— BEGIN Input material —

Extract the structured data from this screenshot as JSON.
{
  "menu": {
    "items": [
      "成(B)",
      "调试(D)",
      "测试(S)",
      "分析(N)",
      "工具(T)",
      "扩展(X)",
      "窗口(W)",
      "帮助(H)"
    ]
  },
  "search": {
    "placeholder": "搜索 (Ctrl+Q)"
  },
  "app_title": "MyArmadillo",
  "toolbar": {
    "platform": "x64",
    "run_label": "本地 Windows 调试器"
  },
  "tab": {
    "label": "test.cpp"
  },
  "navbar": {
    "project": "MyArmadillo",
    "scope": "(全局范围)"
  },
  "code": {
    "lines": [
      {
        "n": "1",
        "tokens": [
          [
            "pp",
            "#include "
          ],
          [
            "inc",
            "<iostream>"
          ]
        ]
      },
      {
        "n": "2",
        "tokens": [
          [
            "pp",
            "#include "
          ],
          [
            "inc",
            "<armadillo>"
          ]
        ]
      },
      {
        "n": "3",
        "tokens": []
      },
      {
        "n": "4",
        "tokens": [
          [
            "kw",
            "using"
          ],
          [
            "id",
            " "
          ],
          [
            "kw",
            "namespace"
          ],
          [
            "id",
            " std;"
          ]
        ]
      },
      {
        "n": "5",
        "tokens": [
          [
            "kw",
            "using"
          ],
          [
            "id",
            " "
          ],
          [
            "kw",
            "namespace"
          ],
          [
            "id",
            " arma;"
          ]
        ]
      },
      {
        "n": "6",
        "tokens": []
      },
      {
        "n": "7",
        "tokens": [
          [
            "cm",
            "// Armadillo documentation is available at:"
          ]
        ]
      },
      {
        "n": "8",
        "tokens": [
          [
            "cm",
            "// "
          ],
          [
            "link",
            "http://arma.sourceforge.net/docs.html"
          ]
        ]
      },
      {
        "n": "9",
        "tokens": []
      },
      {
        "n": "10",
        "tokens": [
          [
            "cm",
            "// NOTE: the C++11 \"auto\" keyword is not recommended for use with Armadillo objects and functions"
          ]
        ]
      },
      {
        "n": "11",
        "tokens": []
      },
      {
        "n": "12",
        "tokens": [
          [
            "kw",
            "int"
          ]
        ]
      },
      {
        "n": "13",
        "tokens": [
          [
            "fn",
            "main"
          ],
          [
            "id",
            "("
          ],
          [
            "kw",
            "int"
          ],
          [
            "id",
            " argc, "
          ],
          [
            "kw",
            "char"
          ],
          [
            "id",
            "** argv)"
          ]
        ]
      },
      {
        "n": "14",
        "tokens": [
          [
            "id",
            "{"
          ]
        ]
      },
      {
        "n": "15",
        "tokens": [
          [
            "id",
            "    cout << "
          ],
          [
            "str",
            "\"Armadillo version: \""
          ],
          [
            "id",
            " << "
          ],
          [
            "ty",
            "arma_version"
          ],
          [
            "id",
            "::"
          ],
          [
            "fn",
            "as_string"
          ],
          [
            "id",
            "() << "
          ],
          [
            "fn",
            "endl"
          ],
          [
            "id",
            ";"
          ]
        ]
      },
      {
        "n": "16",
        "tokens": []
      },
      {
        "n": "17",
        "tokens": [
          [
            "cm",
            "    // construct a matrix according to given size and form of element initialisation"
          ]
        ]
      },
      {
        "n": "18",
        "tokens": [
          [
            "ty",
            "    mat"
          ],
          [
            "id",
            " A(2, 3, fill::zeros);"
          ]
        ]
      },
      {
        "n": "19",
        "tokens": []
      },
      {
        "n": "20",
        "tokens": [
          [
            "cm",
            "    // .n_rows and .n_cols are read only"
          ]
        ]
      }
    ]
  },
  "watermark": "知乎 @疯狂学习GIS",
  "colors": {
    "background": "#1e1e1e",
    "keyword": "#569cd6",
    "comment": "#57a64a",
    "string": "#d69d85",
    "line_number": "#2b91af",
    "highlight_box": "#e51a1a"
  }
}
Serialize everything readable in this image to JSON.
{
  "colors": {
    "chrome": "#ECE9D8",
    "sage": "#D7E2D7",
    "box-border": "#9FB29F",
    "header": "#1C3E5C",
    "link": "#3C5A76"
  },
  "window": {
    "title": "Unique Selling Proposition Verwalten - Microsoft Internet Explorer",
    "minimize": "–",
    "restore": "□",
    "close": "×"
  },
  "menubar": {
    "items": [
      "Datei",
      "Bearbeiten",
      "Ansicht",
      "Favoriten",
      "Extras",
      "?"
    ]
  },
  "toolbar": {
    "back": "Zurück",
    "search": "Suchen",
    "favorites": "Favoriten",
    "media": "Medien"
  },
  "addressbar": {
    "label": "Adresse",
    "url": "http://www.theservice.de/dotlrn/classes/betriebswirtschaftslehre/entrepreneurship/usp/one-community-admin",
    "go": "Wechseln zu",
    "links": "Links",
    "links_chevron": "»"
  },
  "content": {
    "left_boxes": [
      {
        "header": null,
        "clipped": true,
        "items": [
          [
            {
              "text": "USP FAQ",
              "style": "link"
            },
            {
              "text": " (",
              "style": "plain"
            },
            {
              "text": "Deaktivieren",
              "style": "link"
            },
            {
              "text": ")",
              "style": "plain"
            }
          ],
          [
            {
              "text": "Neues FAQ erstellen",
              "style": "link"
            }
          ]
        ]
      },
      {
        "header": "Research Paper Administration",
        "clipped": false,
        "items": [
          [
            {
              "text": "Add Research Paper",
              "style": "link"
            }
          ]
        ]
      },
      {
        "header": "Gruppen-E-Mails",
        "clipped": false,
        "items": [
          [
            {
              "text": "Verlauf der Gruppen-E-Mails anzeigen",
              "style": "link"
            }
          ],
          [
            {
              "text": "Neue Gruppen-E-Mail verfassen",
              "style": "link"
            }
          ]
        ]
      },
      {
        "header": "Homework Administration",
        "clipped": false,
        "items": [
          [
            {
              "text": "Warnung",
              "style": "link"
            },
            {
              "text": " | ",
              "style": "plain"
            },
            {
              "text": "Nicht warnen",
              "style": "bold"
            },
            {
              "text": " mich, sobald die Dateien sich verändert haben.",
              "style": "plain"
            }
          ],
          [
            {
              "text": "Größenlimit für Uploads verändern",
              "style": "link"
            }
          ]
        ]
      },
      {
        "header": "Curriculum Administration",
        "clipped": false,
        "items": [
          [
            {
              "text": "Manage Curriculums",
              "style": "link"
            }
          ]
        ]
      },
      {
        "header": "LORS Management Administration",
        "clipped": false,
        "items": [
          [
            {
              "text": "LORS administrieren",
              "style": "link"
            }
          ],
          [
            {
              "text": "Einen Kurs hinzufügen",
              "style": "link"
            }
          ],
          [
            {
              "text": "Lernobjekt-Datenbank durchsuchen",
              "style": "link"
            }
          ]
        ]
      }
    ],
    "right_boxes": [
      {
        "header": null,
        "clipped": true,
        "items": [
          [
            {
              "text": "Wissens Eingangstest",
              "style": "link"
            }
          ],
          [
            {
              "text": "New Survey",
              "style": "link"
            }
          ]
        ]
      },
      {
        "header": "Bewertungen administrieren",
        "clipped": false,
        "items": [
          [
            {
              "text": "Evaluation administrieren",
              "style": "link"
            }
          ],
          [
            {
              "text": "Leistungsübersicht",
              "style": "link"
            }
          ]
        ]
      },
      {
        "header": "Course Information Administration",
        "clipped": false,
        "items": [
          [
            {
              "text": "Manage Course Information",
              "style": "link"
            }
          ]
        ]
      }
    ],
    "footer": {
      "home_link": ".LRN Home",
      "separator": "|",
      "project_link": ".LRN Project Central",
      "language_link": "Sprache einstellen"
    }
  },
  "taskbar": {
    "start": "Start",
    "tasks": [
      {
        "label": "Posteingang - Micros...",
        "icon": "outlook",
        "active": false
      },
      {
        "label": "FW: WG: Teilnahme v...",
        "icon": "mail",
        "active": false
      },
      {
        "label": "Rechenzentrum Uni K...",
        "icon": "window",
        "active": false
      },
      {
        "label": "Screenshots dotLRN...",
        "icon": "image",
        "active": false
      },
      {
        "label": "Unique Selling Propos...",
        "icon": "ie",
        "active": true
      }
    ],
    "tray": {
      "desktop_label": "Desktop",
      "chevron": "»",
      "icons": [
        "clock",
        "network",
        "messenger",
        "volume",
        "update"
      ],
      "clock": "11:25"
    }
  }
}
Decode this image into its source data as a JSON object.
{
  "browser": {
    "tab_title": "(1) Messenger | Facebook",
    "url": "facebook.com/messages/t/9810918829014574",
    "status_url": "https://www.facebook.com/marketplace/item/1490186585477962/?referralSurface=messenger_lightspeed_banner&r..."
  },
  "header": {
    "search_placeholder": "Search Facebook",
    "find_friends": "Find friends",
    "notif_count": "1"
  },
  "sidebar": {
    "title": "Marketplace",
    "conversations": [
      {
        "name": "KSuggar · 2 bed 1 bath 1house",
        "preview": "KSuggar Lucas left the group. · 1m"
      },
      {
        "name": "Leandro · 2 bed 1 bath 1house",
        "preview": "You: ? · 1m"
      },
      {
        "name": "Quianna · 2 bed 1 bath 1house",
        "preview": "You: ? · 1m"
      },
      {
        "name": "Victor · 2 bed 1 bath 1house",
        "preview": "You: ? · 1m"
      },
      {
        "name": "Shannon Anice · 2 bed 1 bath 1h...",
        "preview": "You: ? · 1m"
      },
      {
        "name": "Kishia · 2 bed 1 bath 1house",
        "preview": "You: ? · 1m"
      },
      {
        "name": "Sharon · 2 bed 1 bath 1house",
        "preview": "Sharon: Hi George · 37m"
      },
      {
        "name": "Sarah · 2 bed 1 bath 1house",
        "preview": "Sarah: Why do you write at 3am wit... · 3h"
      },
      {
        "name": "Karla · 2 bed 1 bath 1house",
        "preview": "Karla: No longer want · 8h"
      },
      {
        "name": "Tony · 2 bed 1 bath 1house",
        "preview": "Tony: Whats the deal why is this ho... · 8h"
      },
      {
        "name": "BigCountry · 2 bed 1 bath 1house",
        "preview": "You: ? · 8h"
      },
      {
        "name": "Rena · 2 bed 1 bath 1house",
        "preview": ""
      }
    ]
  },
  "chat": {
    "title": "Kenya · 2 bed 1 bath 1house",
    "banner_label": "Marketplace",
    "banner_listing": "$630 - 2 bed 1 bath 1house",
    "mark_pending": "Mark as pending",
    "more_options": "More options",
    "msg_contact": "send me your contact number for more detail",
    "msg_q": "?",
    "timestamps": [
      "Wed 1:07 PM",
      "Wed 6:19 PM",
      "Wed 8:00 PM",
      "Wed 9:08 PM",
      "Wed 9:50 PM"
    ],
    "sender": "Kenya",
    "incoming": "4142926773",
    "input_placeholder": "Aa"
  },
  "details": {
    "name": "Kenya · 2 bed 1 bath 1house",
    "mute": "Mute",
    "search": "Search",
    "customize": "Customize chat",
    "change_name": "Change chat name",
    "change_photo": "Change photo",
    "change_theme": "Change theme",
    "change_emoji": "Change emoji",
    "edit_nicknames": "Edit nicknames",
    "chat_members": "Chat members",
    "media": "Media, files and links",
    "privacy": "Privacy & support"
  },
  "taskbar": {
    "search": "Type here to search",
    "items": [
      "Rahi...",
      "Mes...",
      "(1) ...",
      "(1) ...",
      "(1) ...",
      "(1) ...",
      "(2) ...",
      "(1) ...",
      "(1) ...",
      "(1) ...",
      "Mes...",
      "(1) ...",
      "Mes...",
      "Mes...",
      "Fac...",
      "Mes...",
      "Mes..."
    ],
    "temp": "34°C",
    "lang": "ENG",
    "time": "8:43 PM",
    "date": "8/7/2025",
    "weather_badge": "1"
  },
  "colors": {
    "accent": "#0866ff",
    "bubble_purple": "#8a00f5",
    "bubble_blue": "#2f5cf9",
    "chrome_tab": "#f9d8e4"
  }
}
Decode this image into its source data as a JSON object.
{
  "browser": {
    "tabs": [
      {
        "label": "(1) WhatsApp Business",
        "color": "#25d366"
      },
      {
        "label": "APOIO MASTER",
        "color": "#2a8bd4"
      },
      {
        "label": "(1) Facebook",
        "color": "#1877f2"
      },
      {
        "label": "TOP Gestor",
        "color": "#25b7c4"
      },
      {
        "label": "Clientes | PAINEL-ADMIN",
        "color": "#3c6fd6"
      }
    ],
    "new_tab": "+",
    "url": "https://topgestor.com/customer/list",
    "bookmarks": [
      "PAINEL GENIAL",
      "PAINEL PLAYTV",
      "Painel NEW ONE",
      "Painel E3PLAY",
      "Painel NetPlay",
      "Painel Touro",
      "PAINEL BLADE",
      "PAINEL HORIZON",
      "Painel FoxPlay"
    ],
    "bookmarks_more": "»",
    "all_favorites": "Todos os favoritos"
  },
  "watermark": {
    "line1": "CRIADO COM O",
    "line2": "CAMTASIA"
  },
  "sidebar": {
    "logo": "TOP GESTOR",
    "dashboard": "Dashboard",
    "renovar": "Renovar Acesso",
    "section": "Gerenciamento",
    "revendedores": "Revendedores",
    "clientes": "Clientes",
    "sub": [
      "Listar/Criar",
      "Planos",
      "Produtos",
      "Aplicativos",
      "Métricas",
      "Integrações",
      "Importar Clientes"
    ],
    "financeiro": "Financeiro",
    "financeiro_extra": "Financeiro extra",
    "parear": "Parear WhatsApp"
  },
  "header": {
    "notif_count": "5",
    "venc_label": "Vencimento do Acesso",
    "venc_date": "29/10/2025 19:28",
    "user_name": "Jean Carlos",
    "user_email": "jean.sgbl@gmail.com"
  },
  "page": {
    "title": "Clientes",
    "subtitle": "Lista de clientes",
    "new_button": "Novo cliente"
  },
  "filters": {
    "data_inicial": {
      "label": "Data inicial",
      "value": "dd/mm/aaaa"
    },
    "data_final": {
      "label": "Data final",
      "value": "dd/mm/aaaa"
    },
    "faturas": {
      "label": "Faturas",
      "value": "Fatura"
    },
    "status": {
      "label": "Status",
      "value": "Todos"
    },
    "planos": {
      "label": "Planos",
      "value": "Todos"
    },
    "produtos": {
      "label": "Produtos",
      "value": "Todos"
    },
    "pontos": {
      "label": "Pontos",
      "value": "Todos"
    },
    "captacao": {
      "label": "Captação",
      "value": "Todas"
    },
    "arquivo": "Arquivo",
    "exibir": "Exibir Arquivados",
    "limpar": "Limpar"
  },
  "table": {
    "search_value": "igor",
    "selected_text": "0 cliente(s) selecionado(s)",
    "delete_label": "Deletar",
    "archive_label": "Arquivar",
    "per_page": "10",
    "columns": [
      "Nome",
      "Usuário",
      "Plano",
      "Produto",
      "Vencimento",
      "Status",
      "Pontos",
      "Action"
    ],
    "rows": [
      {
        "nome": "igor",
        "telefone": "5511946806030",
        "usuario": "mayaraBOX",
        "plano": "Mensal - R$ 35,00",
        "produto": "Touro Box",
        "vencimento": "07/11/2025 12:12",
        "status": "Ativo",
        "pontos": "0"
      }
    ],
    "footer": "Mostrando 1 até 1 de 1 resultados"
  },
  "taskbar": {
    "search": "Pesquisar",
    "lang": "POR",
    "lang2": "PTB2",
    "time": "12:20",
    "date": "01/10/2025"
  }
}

— END Input material —

What you should do –
Filter lines by "JSON" and return each hit.

Full answer –
Extract the structured data from this screenshot as JSON.
Serialize everything readable in this image to JSON.
Decode this image into its source data as a JSON object.
Decode this image into its source data as a JSON object.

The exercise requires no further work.